**Given request:** Transcribe the records below exactly.

Raw records
•••••

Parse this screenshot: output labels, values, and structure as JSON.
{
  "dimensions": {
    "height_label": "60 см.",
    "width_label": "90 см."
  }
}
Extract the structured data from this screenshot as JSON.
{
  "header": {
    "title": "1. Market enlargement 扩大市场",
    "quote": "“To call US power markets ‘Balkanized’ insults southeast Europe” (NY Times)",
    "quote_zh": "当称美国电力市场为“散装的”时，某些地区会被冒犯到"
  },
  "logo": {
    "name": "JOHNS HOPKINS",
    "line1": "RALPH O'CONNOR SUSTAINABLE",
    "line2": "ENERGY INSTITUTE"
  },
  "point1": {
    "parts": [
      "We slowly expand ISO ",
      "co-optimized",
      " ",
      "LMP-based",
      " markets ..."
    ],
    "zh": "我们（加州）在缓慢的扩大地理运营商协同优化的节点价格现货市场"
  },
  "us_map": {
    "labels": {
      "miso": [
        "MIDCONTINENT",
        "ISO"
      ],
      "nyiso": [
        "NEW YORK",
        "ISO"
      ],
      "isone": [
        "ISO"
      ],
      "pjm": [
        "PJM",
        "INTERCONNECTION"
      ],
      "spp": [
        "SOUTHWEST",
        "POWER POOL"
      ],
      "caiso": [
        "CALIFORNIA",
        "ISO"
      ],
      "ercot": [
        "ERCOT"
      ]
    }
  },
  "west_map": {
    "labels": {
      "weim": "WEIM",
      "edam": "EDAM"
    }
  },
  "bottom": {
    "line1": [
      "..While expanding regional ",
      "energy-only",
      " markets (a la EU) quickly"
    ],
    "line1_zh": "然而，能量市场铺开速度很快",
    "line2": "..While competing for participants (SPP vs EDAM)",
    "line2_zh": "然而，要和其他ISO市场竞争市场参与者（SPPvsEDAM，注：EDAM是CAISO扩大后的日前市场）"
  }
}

•••••

**Written response:**
Parse this screenshot: output labels, values, and structure as JSON.
{
  "dimensions": {
    "height_label": "60 см.",
    "width_label": "90 см."
  }
}
Extract the structured data from this screenshot as JSON.
{
  "header": {
    "title": "1. Market enlargement 扩大市场",
    "quote": "“To call US power markets ‘Balkanized’ insults southeast Europe” (NY Times)",
    "quote_zh": "当称美国电力市场为“散装的”时，某些地区会被冒犯到"
  },
  "logo": {
    "name": "JOHNS HOPKINS",
    "line1": "RALPH O'CONNOR SUSTAINABLE",
    "line2": "ENERGY INSTITUTE"
  },
  "point1": {
    "parts": [
      "We slowly expand ISO ",
      "co-optimized",
      " ",
      "LMP-based",
      " markets ..."
    ],
    "zh": "我们（加州）在缓慢的扩大地理运营商协同优化的节点价格现货市场"
  },
  "us_map": {
    "labels": {
      "miso": [
        "MIDCONTINENT",
        "ISO"
      ],
      "nyiso": [
        "NEW YORK",
        "ISO"
      ],
      "isone": [
        "ISO"
      ],
      "pjm": [
        "PJM",
        "INTERCONNECTION"
      ],
      "spp": [
        "SOUTHWEST",
        "POWER POOL"
      ],
      "caiso": [
        "CALIFORNIA",
        "ISO"
      ],
      "ercot": [
        "ERCOT"
      ]
    }
  },
  "west_map": {
    "labels": {
      "weim": "WEIM",
      "edam": "EDAM"
    }
  },
  "bottom": {
    "line1": [
      "..While expanding regional ",
      "energy-only",
      " markets (a la EU) quickly"
    ],
    "line1_zh": "然而，能量市场铺开速度很快",
    "line2": "..While competing for participants (SPP vs EDAM)",
    "line2_zh": "然而，要和其他ISO市场竞争市场参与者（SPPvsEDAM，注：EDAM是CAISO扩大后的日前市场）"
  }
}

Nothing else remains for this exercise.